Stored records
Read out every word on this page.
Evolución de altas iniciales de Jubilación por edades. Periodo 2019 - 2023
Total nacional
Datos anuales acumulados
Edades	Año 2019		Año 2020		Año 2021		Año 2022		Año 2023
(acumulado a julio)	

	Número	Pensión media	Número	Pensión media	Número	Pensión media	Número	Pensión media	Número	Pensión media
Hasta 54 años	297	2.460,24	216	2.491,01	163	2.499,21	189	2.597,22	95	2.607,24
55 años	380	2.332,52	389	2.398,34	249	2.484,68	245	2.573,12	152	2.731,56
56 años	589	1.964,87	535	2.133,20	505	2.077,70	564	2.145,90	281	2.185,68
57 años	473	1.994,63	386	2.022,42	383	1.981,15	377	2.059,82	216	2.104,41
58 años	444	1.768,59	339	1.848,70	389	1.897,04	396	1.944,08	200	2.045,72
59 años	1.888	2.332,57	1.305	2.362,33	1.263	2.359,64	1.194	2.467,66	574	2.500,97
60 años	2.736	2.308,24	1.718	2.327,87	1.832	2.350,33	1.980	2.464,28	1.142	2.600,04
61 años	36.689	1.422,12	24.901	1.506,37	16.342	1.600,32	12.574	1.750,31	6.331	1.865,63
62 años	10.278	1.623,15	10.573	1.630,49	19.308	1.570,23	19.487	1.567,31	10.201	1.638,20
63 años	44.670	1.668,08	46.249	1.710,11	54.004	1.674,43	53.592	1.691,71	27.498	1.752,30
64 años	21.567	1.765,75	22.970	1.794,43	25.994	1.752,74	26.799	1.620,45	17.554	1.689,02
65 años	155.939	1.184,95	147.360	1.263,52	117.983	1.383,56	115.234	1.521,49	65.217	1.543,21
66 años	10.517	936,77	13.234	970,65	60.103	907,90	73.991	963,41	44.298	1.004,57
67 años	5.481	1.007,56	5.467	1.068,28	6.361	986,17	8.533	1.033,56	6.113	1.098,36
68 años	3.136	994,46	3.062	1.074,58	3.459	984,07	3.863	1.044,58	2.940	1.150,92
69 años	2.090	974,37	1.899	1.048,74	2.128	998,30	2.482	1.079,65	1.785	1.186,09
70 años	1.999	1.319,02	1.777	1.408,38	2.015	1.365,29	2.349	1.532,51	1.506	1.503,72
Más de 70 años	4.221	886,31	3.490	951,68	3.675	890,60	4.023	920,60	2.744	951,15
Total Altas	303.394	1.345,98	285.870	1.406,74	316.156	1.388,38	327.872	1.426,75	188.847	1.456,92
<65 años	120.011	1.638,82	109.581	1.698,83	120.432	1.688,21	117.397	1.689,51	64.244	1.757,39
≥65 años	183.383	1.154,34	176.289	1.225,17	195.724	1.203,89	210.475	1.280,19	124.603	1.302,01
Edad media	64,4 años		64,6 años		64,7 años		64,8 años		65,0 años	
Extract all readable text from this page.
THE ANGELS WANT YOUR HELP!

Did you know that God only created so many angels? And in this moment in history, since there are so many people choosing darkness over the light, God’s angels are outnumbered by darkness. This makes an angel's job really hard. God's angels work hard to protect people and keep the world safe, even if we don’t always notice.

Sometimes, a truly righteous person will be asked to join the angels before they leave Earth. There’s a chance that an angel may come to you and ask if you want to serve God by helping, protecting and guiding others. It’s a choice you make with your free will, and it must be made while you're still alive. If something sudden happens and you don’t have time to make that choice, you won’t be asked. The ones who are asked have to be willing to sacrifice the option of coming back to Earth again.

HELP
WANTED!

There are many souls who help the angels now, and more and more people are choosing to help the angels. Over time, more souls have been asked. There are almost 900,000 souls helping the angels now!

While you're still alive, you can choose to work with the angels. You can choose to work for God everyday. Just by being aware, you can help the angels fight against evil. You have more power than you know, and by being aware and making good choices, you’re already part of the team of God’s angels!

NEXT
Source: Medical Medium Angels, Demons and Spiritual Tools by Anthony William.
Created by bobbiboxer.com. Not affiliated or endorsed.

**Set exercise:**
Output each record precisely as given.

**Output of the task:**
Read out every word on this page.
Evolución de altas iniciales de Jubilación por edades. Periodo 2019 - 2023
Total nacional
Datos anuales acumulados
Edades	Año 2019		Año 2020		Año 2021		Año 2022		Año 2023
(acumulado a julio)	

	Número	Pensión media	Número	Pensión media	Número	Pensión media	Número	Pensión media	Número	Pensión media
Hasta 54 años	297	2.460,24	216	2.491,01	163	2.499,21	189	2.597,22	95	2.607,24
55 años	380	2.332,52	389	2.398,34	249	2.484,68	245	2.573,12	152	2.731,56
56 años	589	1.964,87	535	2.133,20	505	2.077,70	564	2.145,90	281	2.185,68
57 años	473	1.994,63	386	2.022,42	383	1.981,15	377	2.059,82	216	2.104,41
58 años	444	1.768,59	339	1.848,70	389	1.897,04	396	1.944,08	200	2.045,72
59 años	1.888	2.332,57	1.305	2.362,33	1.263	2.359,64	1.194	2.467,66	574	2.500,97
60 años	2.736	2.308,24	1.718	2.327,87	1.832	2.350,33	1.980	2.464,28	1.142	2.600,04
61 años	36.689	1.422,12	24.901	1.506,37	16.342	1.600,32	12.574	1.750,31	6.331	1.865,63
62 años	10.278	1.623,15	10.573	1.630,49	19.308	1.570,23	19.487	1.567,31	10.201	1.638,20
63 años	44.670	1.668,08	46.249	1.710,11	54.004	1.674,43	53.592	1.691,71	27.498	1.752,30
64 años	21.567	1.765,75	22.970	1.794,43	25.994	1.752,74	26.799	1.620,45	17.554	1.689,02
65 años	155.939	1.184,95	147.360	1.263,52	117.983	1.383,56	115.234	1.521,49	65.217	1.543,21
66 años	10.517	936,77	13.234	970,65	60.103	907,90	73.991	963,41	44.298	1.004,57
67 años	5.481	1.007,56	5.467	1.068,28	6.361	986,17	8.533	1.033,56	6.113	1.098,36
68 años	3.136	994,46	3.062	1.074,58	3.459	984,07	3.863	1.044,58	2.940	1.150,92
69 años	2.090	974,37	1.899	1.048,74	2.128	998,30	2.482	1.079,65	1.785	1.186,09
70 años	1.999	1.319,02	1.777	1.408,38	2.015	1.365,29	2.349	1.532,51	1.506	1.503,72
Más de 70 años	4.221	886,31	3.490	951,68	3.675	890,60	4.023	920,60	2.744	951,15
Total Altas	303.394	1.345,98	285.870	1.406,74	316.156	1.388,38	327.872	1.426,75	188.847	1.456,92
<65 años	120.011	1.638,82	109.581	1.698,83	120.432	1.688,21	117.397	1.689,51	64.244	1.757,39
≥65 años	183.383	1.154,34	176.289	1.225,17	195.724	1.203,89	210.475	1.280,19	124.603	1.302,01
Edad media	64,4 años		64,6 años		64,7 años		64,8 años		65,0 años	
Extract all readable text from this page.
THE ANGELS WANT YOUR HELP!

Did you know that God only created so many angels? And in this moment in history, since there are so many people choosing darkness over the light, God’s angels are outnumbered by darkness. This makes an angel's job really hard. God's angels work hard to protect people and keep the world safe, even if we don’t always notice.

Sometimes, a truly righteous person will be asked to join the angels before they leave Earth. There’s a chance that an angel may come to you and ask if you want to serve God by helping, protecting and guiding others. It’s a choice you make with your free will, and it must be made while you're still alive. If something sudden happens and you don’t have time to make that choice, you won’t be asked. The ones who are asked have to be willing to sacrifice the option of coming back to Earth again.

HELP
WANTED!

There are many souls who help the angels now, and more and more people are choosing to help the angels. Over time, more souls have been asked. There are almost 900,000 souls helping the angels now!

While you're still alive, you can choose to work with the angels. You can choose to work for God everyday. Just by being aware, you can help the angels fight against evil. You have more power than you know, and by being aware and making good choices, you’re already part of the team of God’s angels!

NEXT
Source: Medical Medium Angels, Demons and Spiritual Tools by Anthony William.
Created by bobbiboxer.com. Not affiliated or endorsed.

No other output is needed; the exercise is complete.